(Data entries for graphics)

-----

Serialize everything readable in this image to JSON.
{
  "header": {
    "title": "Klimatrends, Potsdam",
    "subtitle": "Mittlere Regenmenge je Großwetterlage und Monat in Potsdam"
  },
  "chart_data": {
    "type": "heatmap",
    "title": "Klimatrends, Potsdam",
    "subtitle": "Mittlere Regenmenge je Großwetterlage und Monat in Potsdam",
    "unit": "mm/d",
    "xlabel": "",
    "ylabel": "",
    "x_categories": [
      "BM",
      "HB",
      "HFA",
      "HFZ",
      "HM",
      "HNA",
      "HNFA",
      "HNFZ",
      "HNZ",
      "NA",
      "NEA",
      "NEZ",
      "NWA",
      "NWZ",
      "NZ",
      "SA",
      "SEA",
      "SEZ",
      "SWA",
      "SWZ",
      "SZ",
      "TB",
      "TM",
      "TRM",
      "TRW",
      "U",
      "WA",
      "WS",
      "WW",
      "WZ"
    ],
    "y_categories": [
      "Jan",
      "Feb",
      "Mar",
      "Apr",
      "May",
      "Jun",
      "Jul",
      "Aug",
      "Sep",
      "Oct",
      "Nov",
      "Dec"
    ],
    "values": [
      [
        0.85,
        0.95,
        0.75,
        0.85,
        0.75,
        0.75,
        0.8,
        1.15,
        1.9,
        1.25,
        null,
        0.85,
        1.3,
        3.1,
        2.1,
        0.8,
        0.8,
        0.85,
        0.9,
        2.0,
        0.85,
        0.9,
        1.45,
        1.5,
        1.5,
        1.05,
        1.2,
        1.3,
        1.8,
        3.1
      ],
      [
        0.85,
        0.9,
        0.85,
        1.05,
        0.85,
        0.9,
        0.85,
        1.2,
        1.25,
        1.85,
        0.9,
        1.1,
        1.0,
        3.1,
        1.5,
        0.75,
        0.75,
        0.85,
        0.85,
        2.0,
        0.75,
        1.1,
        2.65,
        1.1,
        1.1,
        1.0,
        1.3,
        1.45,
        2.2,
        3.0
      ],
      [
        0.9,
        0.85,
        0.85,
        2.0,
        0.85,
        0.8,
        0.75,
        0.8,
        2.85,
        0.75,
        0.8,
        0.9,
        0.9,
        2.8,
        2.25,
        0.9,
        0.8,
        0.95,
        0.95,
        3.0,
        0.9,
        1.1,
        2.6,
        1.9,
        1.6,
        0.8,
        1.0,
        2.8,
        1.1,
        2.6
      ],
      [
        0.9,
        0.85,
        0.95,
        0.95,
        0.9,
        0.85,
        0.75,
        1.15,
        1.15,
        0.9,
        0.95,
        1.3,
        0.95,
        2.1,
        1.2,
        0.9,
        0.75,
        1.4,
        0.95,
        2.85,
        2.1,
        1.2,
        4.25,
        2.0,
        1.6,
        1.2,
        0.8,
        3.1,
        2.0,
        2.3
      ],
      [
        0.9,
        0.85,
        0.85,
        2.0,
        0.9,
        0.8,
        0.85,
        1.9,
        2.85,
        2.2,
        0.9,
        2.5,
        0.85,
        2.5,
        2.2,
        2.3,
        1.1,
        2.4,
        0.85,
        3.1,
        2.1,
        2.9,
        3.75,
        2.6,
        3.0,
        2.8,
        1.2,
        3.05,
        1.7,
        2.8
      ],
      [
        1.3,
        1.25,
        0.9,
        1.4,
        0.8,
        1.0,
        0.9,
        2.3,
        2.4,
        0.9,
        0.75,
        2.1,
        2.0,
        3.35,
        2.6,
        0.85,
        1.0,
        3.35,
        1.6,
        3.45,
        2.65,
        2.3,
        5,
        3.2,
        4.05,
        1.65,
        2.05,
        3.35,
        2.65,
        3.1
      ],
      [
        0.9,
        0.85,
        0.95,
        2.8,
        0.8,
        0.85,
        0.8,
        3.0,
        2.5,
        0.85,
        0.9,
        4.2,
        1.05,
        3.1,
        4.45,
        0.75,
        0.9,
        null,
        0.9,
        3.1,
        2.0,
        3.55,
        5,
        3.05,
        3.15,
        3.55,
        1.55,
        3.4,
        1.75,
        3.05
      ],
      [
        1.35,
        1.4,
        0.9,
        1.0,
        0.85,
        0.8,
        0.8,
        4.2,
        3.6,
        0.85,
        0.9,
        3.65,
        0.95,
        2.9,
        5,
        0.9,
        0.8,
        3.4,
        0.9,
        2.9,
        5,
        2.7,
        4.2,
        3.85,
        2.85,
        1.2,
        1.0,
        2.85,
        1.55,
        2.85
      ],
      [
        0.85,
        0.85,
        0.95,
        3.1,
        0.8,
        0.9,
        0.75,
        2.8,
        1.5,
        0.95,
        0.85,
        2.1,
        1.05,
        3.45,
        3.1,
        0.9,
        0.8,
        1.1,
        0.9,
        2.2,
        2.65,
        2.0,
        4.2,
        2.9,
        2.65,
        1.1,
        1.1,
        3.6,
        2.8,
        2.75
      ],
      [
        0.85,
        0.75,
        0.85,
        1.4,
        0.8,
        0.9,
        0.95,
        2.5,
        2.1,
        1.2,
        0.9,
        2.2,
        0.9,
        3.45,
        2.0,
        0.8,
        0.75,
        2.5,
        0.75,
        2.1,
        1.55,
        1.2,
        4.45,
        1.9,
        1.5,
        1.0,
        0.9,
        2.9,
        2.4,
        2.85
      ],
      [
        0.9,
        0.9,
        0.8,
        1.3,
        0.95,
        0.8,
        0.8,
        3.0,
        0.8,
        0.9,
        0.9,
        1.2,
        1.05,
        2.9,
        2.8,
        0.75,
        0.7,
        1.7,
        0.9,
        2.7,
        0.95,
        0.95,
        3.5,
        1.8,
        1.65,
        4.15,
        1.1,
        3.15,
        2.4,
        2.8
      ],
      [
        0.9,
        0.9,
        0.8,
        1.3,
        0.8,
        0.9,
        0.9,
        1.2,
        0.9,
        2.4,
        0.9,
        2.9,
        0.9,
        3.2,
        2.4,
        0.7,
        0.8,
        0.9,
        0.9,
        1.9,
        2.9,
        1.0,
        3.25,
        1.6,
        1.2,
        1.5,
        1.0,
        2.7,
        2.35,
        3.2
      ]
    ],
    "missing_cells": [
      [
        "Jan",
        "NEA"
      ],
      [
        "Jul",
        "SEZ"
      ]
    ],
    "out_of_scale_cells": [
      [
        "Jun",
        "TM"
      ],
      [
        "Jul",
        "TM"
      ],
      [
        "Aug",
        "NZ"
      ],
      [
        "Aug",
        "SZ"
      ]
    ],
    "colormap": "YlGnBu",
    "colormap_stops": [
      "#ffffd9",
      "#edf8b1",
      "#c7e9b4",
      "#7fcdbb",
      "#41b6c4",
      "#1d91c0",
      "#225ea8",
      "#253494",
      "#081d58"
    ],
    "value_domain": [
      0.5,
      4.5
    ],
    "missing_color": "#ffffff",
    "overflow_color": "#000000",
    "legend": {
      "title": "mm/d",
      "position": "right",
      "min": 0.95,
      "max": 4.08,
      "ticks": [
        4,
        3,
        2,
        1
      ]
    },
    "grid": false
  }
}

-----

== TASK DESCRIPTION ==
The entries above should be repeated exactly, every one of them.

== OUTPUT ==
Serialize everything readable in this image to JSON.
{
  "header": {
    "title": "Klimatrends, Potsdam",
    "subtitle": "Mittlere Regenmenge je Großwetterlage und Monat in Potsdam"
  },
  "chart_data": {
    "type": "heatmap",
    "title": "Klimatrends, Potsdam",
    "subtitle": "Mittlere Regenmenge je Großwetterlage und Monat in Potsdam",
    "unit": "mm/d",
    "xlabel": "",
    "ylabel": "",
    "x_categories": [
      "BM",
      "HB",
      "HFA",
      "HFZ",
      "HM",
      "HNA",
      "HNFA",
      "HNFZ",
      "HNZ",
      "NA",
      "NEA",
      "NEZ",
      "NWA",
      "NWZ",
      "NZ",
      "SA",
      "SEA",
      "SEZ",
      "SWA",
      "SWZ",
      "SZ",
      "TB",
      "TM",
      "TRM",
      "TRW",
      "U",
      "WA",
      "WS",
      "WW",
      "WZ"
    ],
    "y_categories": [
      "Jan",
      "Feb",
      "Mar",
      "Apr",
      "May",
      "Jun",
      "Jul",
      "Aug",
      "Sep",
      "Oct",
      "Nov",
      "Dec"
    ],
    "values": [
      [
        0.85,
        0.95,
        0.75,
        0.85,
        0.75,
        0.75,
        0.8,
        1.15,
        1.9,
        1.25,
        null,
        0.85,
        1.3,
        3.1,
        2.1,
        0.8,
        0.8,
        0.85,
        0.9,
        2.0,
        0.85,
        0.9,
        1.45,
        1.5,
        1.5,
        1.05,
        1.2,
        1.3,
        1.8,
        3.1
      ],
      [
        0.85,
        0.9,
        0.85,
        1.05,
        0.85,
        0.9,
        0.85,
        1.2,
        1.25,
        1.85,
        0.9,
        1.1,
        1.0,
        3.1,
        1.5,
        0.75,
        0.75,
        0.85,
        0.85,
        2.0,
        0.75,
        1.1,
        2.65,
        1.1,
        1.1,
        1.0,
        1.3,
        1.45,
        2.2,
        3.0
      ],
      [
        0.9,
        0.85,
        0.85,
        2.0,
        0.85,
        0.8,
        0.75,
        0.8,
        2.85,
        0.75,
        0.8,
        0.9,
        0.9,
        2.8,
        2.25,
        0.9,
        0.8,
        0.95,
        0.95,
        3.0,
        0.9,
        1.1,
        2.6,
        1.9,
        1.6,
        0.8,
        1.0,
        2.8,
        1.1,
        2.6
      ],
      [
        0.9,
        0.85,
        0.95,
        0.95,
        0.9,
        0.85,
        0.75,
        1.15,
        1.15,
        0.9,
        0.95,
        1.3,
        0.95,
        2.1,
        1.2,
        0.9,
        0.75,
        1.4,
        0.95,
        2.85,
        2.1,
        1.2,
        4.25,
        2.0,
        1.6,
        1.2,
        0.8,
        3.1,
        2.0,
        2.3
      ],
      [
        0.9,
        0.85,
        0.85,
        2.0,
        0.9,
        0.8,
        0.85,
        1.9,
        2.85,
        2.2,
        0.9,
        2.5,
        0.85,
        2.5,
        2.2,
        2.3,
        1.1,
        2.4,
        0.85,
        3.1,
        2.1,
        2.9,
        3.75,
        2.6,
        3.0,
        2.8,
        1.2,
        3.05,
        1.7,
        2.8
      ],
      [
        1.3,
        1.25,
        0.9,
        1.4,
        0.8,
        1.0,
        0.9,
        2.3,
        2.4,
        0.9,
        0.75,
        2.1,
        2.0,
        3.35,
        2.6,
        0.85,
        1.0,
        3.35,
        1.6,
        3.45,
        2.65,
        2.3,
        5,
        3.2,
        4.05,
        1.65,
        2.05,
        3.35,
        2.65,
        3.1
      ],
      [
        0.9,
        0.85,
        0.95,
        2.8,
        0.8,
        0.85,
        0.8,
        3.0,
        2.5,
        0.85,
        0.9,
        4.2,
        1.05,
        3.1,
        4.45,
        0.75,
        0.9,
        null,
        0.9,
        3.1,
        2.0,
        3.55,
        5,
        3.05,
        3.15,
        3.55,
        1.55,
        3.4,
        1.75,
        3.05
      ],
      [
        1.35,
        1.4,
        0.9,
        1.0,
        0.85,
        0.8,
        0.8,
        4.2,
        3.6,
        0.85,
        0.9,
        3.65,
        0.95,
        2.9,
        5,
        0.9,
        0.8,
        3.4,
        0.9,
        2.9,
        5,
        2.7,
        4.2,
        3.85,
        2.85,
        1.2,
        1.0,
        2.85,
        1.55,
        2.85
      ],
      [
        0.85,
        0.85,
        0.95,
        3.1,
        0.8,
        0.9,
        0.75,
        2.8,
        1.5,
        0.95,
        0.85,
        2.1,
        1.05,
        3.45,
        3.1,
        0.9,
        0.8,
        1.1,
        0.9,
        2.2,
        2.65,
        2.0,
        4.2,
        2.9,
        2.65,
        1.1,
        1.1,
        3.6,
        2.8,
        2.75
      ],
      [
        0.85,
        0.75,
        0.85,
        1.4,
        0.8,
        0.9,
        0.95,
        2.5,
        2.1,
        1.2,
        0.9,
        2.2,
        0.9,
        3.45,
        2.0,
        0.8,
        0.75,
        2.5,
        0.75,
        2.1,
        1.55,
        1.2,
        4.45,
        1.9,
        1.5,
        1.0,
        0.9,
        2.9,
        2.4,
        2.85
      ],
      [
        0.9,
        0.9,
        0.8,
        1.3,
        0.95,
        0.8,
        0.8,
        3.0,
        0.8,
        0.9,
        0.9,
        1.2,
        1.05,
        2.9,
        2.8,
        0.75,
        0.7,
        1.7,
        0.9,
        2.7,
        0.95,
        0.95,
        3.5,
        1.8,
        1.65,
        4.15,
        1.1,
        3.15,
        2.4,
        2.8
      ],
      [
        0.9,
        0.9,
        0.8,
        1.3,
        0.8,
        0.9,
        0.9,
        1.2,
        0.9,
        2.4,
        0.9,
        2.9,
        0.9,
        3.2,
        2.4,
        0.7,
        0.8,
        0.9,
        0.9,
        1.9,
        2.9,
        1.0,
        3.25,
        1.6,
        1.2,
        1.5,
        1.0,
        2.7,
        2.35,
        3.2
      ]
    ],
    "missing_cells": [
      [
        "Jan",
        "NEA"
      ],
      [
        "Jul",
        "SEZ"
      ]
    ],
    "out_of_scale_cells": [
      [
        "Jun",
        "TM"
      ],
      [
        "Jul",
        "TM"
      ],
      [
        "Aug",
        "NZ"
      ],
      [
        "Aug",
        "SZ"
      ]
    ],
    "colormap": "YlGnBu",
    "colormap_stops": [
      "#ffffd9",
      "#edf8b1",
      "#c7e9b4",
      "#7fcdbb",
      "#41b6c4",
      "#1d91c0",
      "#225ea8",
      "#253494",
      "#081d58"
    ],
    "value_domain": [
      0.5,
      4.5
    ],
    "missing_color": "#ffffff",
    "overflow_color": "#000000",
    "legend": {
      "title": "mm/d",
      "position": "right",
      "min": 0.95,
      "max": 4.08,
      "ticks": [
        4,
        3,
        2,
        1
      ]
    },
    "grid": false
  }
}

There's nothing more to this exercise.